> DATA FOR PROCESSING
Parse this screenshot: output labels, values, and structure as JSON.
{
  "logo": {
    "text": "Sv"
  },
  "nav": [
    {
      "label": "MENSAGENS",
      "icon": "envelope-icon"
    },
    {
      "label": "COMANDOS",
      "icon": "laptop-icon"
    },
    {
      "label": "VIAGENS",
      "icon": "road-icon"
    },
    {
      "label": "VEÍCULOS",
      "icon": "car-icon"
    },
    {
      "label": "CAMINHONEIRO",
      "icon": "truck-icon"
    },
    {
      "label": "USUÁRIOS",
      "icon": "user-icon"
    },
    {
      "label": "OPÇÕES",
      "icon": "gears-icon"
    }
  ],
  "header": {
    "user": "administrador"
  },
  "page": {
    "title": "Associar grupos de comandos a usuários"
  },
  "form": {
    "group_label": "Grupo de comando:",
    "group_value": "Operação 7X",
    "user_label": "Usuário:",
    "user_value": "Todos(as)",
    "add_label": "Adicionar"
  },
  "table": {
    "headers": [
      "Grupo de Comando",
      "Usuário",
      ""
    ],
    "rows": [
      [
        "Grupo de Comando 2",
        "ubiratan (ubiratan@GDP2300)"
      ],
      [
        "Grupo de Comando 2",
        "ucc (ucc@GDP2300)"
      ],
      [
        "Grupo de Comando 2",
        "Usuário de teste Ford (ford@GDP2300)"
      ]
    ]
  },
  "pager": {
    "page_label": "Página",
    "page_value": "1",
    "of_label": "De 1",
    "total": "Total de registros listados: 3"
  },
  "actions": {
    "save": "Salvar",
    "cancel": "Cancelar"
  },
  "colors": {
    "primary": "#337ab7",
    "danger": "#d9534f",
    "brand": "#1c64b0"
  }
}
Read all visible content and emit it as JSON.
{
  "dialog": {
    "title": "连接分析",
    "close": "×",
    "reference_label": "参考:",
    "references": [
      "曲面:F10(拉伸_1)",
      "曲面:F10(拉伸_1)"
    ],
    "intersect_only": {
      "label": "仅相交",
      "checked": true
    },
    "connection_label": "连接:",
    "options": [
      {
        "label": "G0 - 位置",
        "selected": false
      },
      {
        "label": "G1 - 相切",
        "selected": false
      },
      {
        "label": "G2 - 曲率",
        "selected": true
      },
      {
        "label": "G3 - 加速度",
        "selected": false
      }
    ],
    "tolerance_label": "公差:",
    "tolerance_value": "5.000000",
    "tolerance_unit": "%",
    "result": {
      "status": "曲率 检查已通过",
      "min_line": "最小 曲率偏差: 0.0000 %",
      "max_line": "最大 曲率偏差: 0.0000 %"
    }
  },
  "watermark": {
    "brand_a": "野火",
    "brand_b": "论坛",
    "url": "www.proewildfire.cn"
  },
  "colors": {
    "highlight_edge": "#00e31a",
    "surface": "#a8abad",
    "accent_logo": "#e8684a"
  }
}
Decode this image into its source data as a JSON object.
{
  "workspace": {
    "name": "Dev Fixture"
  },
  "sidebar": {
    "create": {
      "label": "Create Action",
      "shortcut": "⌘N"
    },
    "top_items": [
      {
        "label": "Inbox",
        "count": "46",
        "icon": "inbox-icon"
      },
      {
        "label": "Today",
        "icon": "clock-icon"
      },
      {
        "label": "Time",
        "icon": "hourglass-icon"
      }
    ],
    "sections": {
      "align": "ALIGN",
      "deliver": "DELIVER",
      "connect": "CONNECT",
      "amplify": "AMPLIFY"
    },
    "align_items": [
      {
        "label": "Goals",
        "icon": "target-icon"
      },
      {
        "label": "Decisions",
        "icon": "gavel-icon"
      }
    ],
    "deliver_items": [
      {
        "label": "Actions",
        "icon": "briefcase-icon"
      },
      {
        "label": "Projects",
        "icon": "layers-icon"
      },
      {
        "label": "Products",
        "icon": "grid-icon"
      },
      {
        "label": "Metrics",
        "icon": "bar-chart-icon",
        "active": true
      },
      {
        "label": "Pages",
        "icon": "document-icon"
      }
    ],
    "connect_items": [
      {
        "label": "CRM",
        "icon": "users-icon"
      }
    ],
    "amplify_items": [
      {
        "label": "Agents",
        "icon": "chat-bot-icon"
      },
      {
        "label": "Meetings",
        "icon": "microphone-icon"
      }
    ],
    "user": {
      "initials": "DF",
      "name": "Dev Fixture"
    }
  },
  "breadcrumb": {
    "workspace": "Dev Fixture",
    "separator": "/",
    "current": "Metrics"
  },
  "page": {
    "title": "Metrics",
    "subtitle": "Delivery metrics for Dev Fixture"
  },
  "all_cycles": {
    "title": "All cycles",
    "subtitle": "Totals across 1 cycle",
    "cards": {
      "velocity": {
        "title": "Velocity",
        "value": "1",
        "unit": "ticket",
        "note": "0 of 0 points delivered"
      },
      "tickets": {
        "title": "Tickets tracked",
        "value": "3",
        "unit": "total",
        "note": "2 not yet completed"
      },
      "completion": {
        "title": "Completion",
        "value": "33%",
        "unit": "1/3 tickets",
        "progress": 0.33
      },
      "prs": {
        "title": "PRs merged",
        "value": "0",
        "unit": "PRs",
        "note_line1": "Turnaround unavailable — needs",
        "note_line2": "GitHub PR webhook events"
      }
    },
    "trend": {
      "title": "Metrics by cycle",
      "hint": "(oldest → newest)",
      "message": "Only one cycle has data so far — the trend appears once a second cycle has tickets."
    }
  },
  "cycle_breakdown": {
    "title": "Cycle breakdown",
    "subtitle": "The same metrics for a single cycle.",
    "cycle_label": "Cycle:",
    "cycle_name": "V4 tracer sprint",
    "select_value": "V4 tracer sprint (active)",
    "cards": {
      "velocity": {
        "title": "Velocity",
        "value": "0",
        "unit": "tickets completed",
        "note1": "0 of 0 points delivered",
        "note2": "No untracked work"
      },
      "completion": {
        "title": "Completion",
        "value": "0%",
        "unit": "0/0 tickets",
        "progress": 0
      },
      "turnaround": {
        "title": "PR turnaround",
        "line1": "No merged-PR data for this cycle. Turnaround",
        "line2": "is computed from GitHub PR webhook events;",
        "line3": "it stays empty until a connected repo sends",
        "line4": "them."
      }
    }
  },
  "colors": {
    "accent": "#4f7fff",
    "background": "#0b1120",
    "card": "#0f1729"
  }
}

> DIRECTIONS
From the data above, copy out every line with the string "曲率偏差" in it.

> ANSWER TO THIS EXERCISE
      "min_line": "最小 曲率偏差: 0.0000 %",
      "max_line": "最大 曲率偏差: 0.0000 %"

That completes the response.